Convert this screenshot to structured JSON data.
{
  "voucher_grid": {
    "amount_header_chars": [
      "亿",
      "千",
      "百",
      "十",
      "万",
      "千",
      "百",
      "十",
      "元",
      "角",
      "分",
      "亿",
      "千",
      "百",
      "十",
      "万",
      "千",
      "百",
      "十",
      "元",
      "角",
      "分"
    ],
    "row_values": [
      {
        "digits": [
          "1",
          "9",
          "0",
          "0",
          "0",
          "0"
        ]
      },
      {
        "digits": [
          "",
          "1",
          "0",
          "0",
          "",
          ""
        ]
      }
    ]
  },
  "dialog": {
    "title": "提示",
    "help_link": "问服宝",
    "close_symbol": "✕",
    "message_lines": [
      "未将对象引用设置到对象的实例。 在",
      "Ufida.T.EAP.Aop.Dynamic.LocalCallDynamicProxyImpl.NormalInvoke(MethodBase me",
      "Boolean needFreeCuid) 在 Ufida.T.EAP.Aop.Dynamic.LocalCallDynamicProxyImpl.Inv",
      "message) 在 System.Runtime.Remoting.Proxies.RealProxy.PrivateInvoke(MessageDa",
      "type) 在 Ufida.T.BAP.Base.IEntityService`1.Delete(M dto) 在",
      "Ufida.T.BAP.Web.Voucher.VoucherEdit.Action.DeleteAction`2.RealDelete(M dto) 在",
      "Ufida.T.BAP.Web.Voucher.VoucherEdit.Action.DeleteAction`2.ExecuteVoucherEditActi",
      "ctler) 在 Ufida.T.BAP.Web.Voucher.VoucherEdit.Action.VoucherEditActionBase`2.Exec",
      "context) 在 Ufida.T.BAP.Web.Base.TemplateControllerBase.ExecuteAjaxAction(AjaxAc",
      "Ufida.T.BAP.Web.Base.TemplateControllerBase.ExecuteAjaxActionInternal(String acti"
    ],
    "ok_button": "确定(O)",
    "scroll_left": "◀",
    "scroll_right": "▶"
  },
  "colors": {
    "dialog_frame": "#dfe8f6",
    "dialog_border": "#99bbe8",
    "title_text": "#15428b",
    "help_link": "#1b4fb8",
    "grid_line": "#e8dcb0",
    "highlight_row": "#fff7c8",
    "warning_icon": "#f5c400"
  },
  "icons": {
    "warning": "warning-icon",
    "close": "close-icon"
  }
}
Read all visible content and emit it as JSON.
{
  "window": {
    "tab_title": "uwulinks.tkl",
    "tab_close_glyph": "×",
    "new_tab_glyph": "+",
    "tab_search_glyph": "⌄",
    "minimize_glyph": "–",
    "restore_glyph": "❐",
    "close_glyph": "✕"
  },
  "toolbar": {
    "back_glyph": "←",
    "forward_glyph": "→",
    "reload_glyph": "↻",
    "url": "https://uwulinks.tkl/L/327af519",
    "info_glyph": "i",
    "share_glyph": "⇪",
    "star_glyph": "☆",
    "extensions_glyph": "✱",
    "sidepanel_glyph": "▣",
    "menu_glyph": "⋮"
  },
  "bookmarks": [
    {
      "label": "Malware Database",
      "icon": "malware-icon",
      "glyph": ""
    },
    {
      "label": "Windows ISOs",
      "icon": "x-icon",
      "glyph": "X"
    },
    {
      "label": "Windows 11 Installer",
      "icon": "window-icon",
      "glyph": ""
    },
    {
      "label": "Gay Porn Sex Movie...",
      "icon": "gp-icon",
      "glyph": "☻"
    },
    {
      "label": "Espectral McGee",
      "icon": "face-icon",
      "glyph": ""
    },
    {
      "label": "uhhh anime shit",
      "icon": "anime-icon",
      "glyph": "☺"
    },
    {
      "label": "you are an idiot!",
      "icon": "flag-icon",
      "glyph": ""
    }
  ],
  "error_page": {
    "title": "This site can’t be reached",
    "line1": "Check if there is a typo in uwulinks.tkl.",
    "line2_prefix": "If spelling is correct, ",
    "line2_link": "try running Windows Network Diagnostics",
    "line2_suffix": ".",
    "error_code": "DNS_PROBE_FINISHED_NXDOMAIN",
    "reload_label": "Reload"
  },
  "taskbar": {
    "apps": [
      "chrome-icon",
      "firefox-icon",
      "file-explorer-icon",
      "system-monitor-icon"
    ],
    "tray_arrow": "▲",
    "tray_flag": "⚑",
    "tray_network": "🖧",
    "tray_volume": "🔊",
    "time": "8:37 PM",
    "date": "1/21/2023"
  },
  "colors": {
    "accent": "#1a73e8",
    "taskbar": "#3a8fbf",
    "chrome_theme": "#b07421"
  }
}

···

Retype all of the material, keeping each line exact.

Convert this screenshot to structured JSON data.
{
  "voucher_grid": {
    "amount_header_chars": [
      "亿",
      "千",
      "百",
      "十",
      "万",
      "千",
      "百",
      "十",
      "元",
      "角",
      "分",
      "亿",
      "千",
      "百",
      "十",
      "万",
      "千",
      "百",
      "十",
      "元",
      "角",
      "分"
    ],
    "row_values": [
      {
        "digits": [
          "1",
          "9",
          "0",
          "0",
          "0",
          "0"
        ]
      },
      {
        "digits": [
          "",
          "1",
          "0",
          "0",
          "",
          ""
        ]
      }
    ]
  },
  "dialog": {
    "title": "提示",
    "help_link": "问服宝",
    "close_symbol": "✕",
    "message_lines": [
      "未将对象引用设置到对象的实例。 在",
      "Ufida.T.EAP.Aop.Dynamic.LocalCallDynamicProxyImpl.NormalInvoke(MethodBase me",
      "Boolean needFreeCuid) 在 Ufida.T.EAP.Aop.Dynamic.LocalCallDynamicProxyImpl.Inv",
      "message) 在 System.Runtime.Remoting.Proxies.RealProxy.PrivateInvoke(MessageDa",
      "type) 在 Ufida.T.BAP.Base.IEntityService`1.Delete(M dto) 在",
      "Ufida.T.BAP.Web.Voucher.VoucherEdit.Action.DeleteAction`2.RealDelete(M dto) 在",
      "Ufida.T.BAP.Web.Voucher.VoucherEdit.Action.DeleteAction`2.ExecuteVoucherEditActi",
      "ctler) 在 Ufida.T.BAP.Web.Voucher.VoucherEdit.Action.VoucherEditActionBase`2.Exec",
      "context) 在 Ufida.T.BAP.Web.Base.TemplateControllerBase.ExecuteAjaxAction(AjaxAc",
      "Ufida.T.BAP.Web.Base.TemplateControllerBase.ExecuteAjaxActionInternal(String acti"
    ],
    "ok_button": "确定(O)",
    "scroll_left": "◀",
    "scroll_right": "▶"
  },
  "colors": {
    "dialog_frame": "#dfe8f6",
    "dialog_border": "#99bbe8",
    "title_text": "#15428b",
    "help_link": "#1b4fb8",
    "grid_line": "#e8dcb0",
    "highlight_row": "#fff7c8",
    "warning_icon": "#f5c400"
  },
  "icons": {
    "warning": "warning-icon",
    "close": "close-icon"
  }
}
Read all visible content and emit it as JSON.
{
  "window": {
    "tab_title": "uwulinks.tkl",
    "tab_close_glyph": "×",
    "new_tab_glyph": "+",
    "tab_search_glyph": "⌄",
    "minimize_glyph": "–",
    "restore_glyph": "❐",
    "close_glyph": "✕"
  },
  "toolbar": {
    "back_glyph": "←",
    "forward_glyph": "→",
    "reload_glyph": "↻",
    "url": "https://uwulinks.tkl/L/327af519",
    "info_glyph": "i",
    "share_glyph": "⇪",
    "star_glyph": "☆",
    "extensions_glyph": "✱",
    "sidepanel_glyph": "▣",
    "menu_glyph": "⋮"
  },
  "bookmarks": [
    {
      "label": "Malware Database",
      "icon": "malware-icon",
      "glyph": ""
    },
    {
      "label": "Windows ISOs",
      "icon": "x-icon",
      "glyph": "X"
    },
    {
      "label": "Windows 11 Installer",
      "icon": "window-icon",
      "glyph": ""
    },
    {
      "label": "Gay Porn Sex Movie...",
      "icon": "gp-icon",
      "glyph": "☻"
    },
    {
      "label": "Espectral McGee",
      "icon": "face-icon",
      "glyph": ""
    },
    {
      "label": "uhhh anime shit",
      "icon": "anime-icon",
      "glyph": "☺"
    },
    {
      "label": "you are an idiot!",
      "icon": "flag-icon",
      "glyph": ""
    }
  ],
  "error_page": {
    "title": "This site can’t be reached",
    "line1": "Check if there is a typo in uwulinks.tkl.",
    "line2_prefix": "If spelling is correct, ",
    "line2_link": "try running Windows Network Diagnostics",
    "line2_suffix": ".",
    "error_code": "DNS_PROBE_FINISHED_NXDOMAIN",
    "reload_label": "Reload"
  },
  "taskbar": {
    "apps": [
      "chrome-icon",
      "firefox-icon",
      "file-explorer-icon",
      "system-monitor-icon"
    ],
    "tray_arrow": "▲",
    "tray_flag": "⚑",
    "tray_network": "🖧",
    "tray_volume": "🔊",
    "time": "8:37 PM",
    "date": "1/21/2023"
  },
  "colors": {
    "accent": "#1a73e8",
    "taskbar": "#3a8fbf",
    "chrome_theme": "#b07421"
  }
}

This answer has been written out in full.